** Start Given entries **
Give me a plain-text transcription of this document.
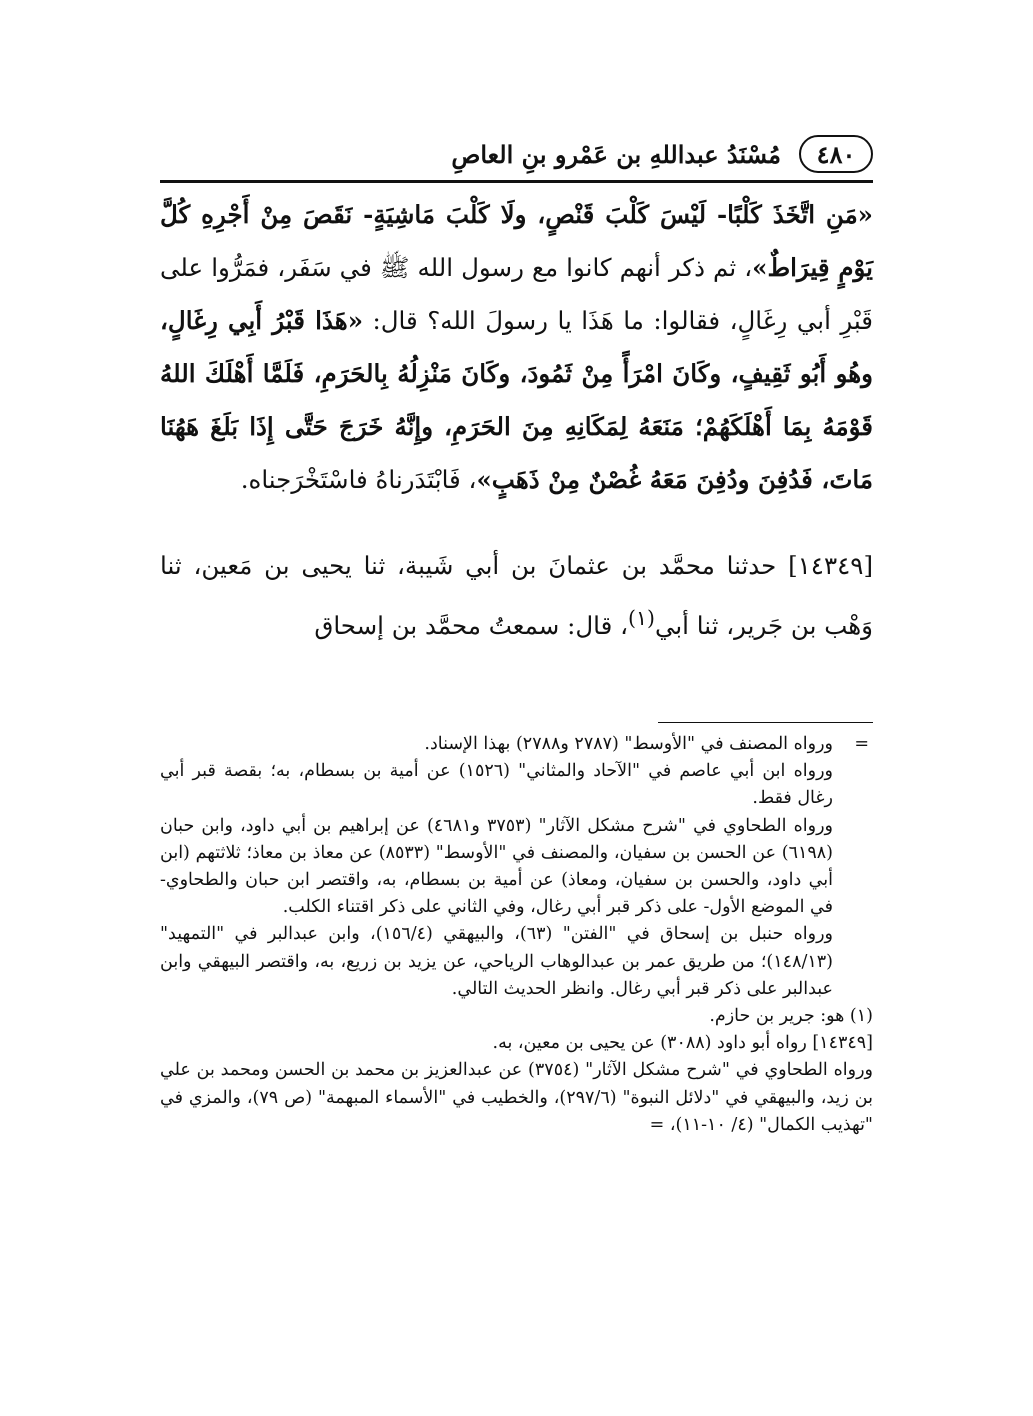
٤٨٠
مُسْنَدُ عبداللهِ بن عَمْرو بنِ العاصِ

«مَنِ اتَّخَذَ كَلْبًا- لَيْسَ كَلْبَ قَنْصٍ، ولَا كَلْبَ مَاشِيَةٍ- نَقَصَ مِنْ أَجْرِهِ كُلَّ يَوْمٍ قِيرَاطٌ»، ثم ذكر أنهم كانوا مع رسول الله ﷺ في سَفَر، فمَرُّوا على قَبْرِ أبي رِغَالٍ، فقالوا: ما هَذَا يا رسولَ الله؟ قال: «هَذَا قَبْرُ أَبِي رِغَالٍ، وهُو أَبُو ثَقِيفٍ، وكَانَ امْرَأً مِنْ ثَمُودَ، وكَانَ مَنْزِلُهُ بِالحَرَمِ، فَلَمَّا أَهْلَكَ اللهُ قَوْمَهُ بِمَا أَهْلَكَهُمْ؛ مَنَعَهُ لِمَكَانِهِ مِنَ الحَرَمِ، وإِنَّهُ خَرَجَ حَتَّى إِذَا بَلَغَ هَهُنَا مَاتَ، فَدُفِنَ ودُفِنَ مَعَهُ غُصْنٌ مِنْ ذَهَبٍ»، فَابْتَدَرناهُ فاسْتَخْرَجناه.

[١٤٣٤٩] حدثنا محمَّد بن عثمانَ بن أبي شَيبة، ثنا يحيى بن مَعين، ثنا وَهْب بن جَرير، ثنا أبي$^{(١)}$، قال: سمعتُ محمَّد بن إسحاق

=
ورواه المصنف في "الأوسط" (٢٧٨٧ و٢٧٨٨) بهذا الإسناد.

ورواه ابن أبي عاصم في "الآحاد والمثاني" (١٥٢٦) عن أمية بن بسطام، به؛ بقصة قبر أبي رغال فقط.

ورواه الطحاوي في "شرح مشكل الآثار" (٣٧٥٣ و٤٦٨١) عن إبراهيم بن أبي داود، وابن حبان (٦١٩٨) عن الحسن بن سفيان، والمصنف في "الأوسط" (٨٥٣٣) عن معاذ بن معاذ؛ ثلاثتهم (ابن أبي داود، والحسن بن سفيان، ومعاذ) عن أمية بن بسطام، به، واقتصر ابن حبان والطحاوي- في الموضع الأول- على ذكر قبر أبي رغال، وفي الثاني على ذكر اقتناء الكلب.

ورواه حنبل بن إسحاق في "الفتن" (٦٣)، والبيهقي (١٥٦/٤)، وابن عبدالبر في "التمهيد" (١٤٨/١٣)؛ من طريق عمر بن عبدالوهاب الرياحي، عن يزيد بن زريع، به، واقتصر البيهقي وابن عبدالبر على ذكر قبر أبي رغال. وانظر الحديث التالي.

(١) هو: جرير بن حازم.

[١٤٣٤٩] رواه أبو داود (٣٠٨٨) عن يحيى بن معين، به.

ورواه الطحاوي في "شرح مشكل الآثار" (٣٧٥٤) عن عبدالعزيز بن محمد بن الحسن ومحمد بن علي بن زيد، والبيهقي في "دلائل النبوة" (٢٩٧/٦)، والخطيب في "الأسماء المبهمة" (ص ٧٩)، والمزي في "تهذيب الكمال" (٤/ ١٠-١١)، =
** End Given entries **
The exercise: Identify every line above with the string "واقتصر" in it. Copy those lines.

Full solution:
ورواه الطحاوي في "شرح مشكل الآثار" (٣٧٥٣ و٤٦٨١) عن إبراهيم بن أبي داود، وابن حبان (٦١٩٨) عن الحسن بن سفيان، والمصنف في "الأوسط" (٨٥٣٣) عن معاذ بن معاذ؛ ثلاثتهم (ابن أبي داود، والحسن بن سفيان، ومعاذ) عن أمية بن بسطام، به، واقتصر ابن حبان والطحاوي- في الموضع الأول- على ذكر قبر أبي رغال، وفي الثاني على ذكر اقتناء الكلب.
ورواه حنبل بن إسحاق في "الفتن" (٦٣)، والبيهقي (١٥٦/٤)، وابن عبدالبر في "التمهيد" (١٤٨/١٣)؛ من طريق عمر بن عبدالوهاب الرياحي، عن يزيد بن زريع، به، واقتصر البيهقي وابن عبدالبر على ذكر قبر أبي رغال. وانظر الحديث التالي.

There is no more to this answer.